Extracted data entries

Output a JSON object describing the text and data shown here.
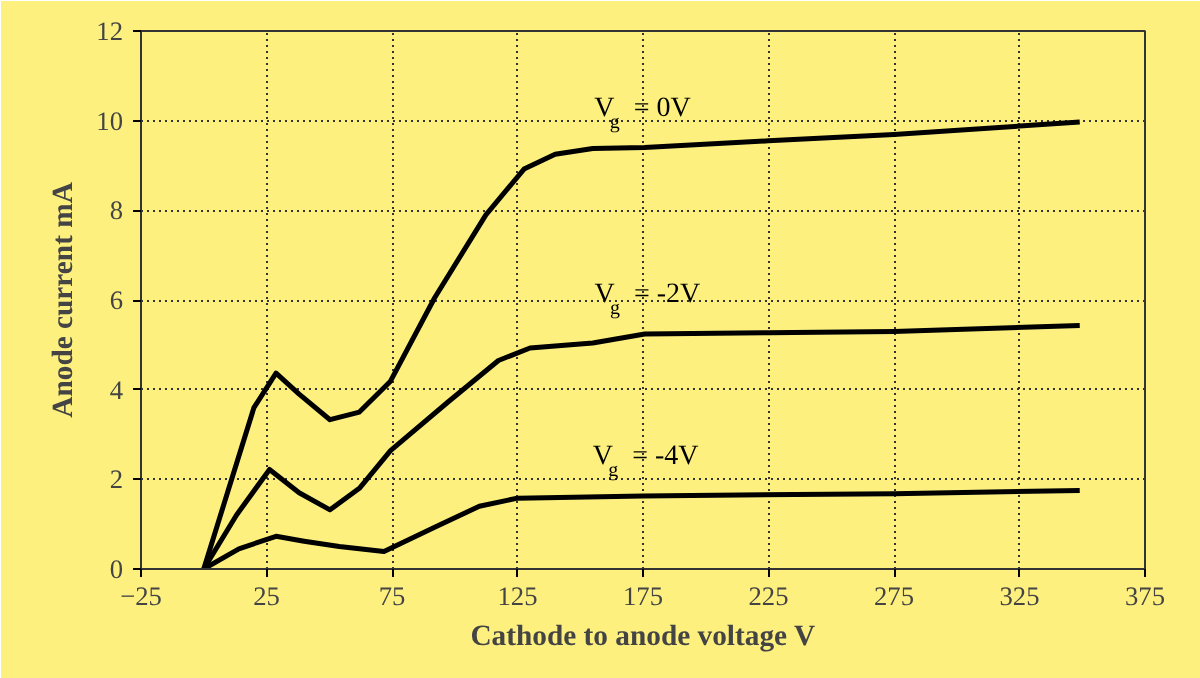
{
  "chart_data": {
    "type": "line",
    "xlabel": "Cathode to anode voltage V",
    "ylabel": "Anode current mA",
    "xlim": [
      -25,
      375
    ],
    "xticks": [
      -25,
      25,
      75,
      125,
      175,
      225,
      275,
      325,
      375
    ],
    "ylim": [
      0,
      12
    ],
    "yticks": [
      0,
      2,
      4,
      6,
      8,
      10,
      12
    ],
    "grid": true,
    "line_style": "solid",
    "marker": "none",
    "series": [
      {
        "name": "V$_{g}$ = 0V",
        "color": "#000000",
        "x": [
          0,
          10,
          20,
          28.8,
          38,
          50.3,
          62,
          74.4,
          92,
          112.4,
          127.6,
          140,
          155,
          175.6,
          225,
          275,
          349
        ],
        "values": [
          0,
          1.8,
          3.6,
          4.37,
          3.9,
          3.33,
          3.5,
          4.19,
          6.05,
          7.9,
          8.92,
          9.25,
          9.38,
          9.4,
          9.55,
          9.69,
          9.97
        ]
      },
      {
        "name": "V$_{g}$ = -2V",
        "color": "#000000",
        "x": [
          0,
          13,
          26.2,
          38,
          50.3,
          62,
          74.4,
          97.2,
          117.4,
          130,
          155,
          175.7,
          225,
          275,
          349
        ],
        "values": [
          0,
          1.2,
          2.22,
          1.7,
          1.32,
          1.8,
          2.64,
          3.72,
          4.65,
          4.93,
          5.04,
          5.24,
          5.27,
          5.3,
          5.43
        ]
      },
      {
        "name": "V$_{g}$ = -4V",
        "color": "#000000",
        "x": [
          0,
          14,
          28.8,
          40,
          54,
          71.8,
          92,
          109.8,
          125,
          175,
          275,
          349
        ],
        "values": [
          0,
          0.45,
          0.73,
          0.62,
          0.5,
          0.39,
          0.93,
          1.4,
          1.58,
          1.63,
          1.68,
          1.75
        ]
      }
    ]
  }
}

Instructions for the task: Repeat the entries exactly and keep the pictures out of the copy.

Solution to the exercise:
Output a JSON object describing the text and data shown here.
{
  "chart_data": {
    "type": "line",
    "xlabel": "Cathode to anode voltage V",
    "ylabel": "Anode current mA",
    "xlim": [
      -25,
      375
    ],
    "xticks": [
      -25,
      25,
      75,
      125,
      175,
      225,
      275,
      325,
      375
    ],
    "ylim": [
      0,
      12
    ],
    "yticks": [
      0,
      2,
      4,
      6,
      8,
      10,
      12
    ],
    "grid": true,
    "line_style": "solid",
    "marker": "none",
    "series": [
      {
        "name": "V$_{g}$ = 0V",
        "color": "#000000",
        "x": [
          0,
          10,
          20,
          28.8,
          38,
          50.3,
          62,
          74.4,
          92,
          112.4,
          127.6,
          140,
          155,
          175.6,
          225,
          275,
          349
        ],
        "values": [
          0,
          1.8,
          3.6,
          4.37,
          3.9,
          3.33,
          3.5,
          4.19,
          6.05,
          7.9,
          8.92,
          9.25,
          9.38,
          9.4,
          9.55,
          9.69,
          9.97
        ]
      },
      {
        "name": "V$_{g}$ = -2V",
        "color": "#000000",
        "x": [
          0,
          13,
          26.2,
          38,
          50.3,
          62,
          74.4,
          97.2,
          117.4,
          130,
          155,
          175.7,
          225,
          275,
          349
        ],
        "values": [
          0,
          1.2,
          2.22,
          1.7,
          1.32,
          1.8,
          2.64,
          3.72,
          4.65,
          4.93,
          5.04,
          5.24,
          5.27,
          5.3,
          5.43
        ]
      },
      {
        "name": "V$_{g}$ = -4V",
        "color": "#000000",
        "x": [
          0,
          14,
          28.8,
          40,
          54,
          71.8,
          92,
          109.8,
          125,
          175,
          275,
          349
        ],
        "values": [
          0,
          0.45,
          0.73,
          0.62,
          0.5,
          0.39,
          0.93,
          1.4,
          1.58,
          1.63,
          1.68,
          1.75
        ]
      }
    ]
  }
}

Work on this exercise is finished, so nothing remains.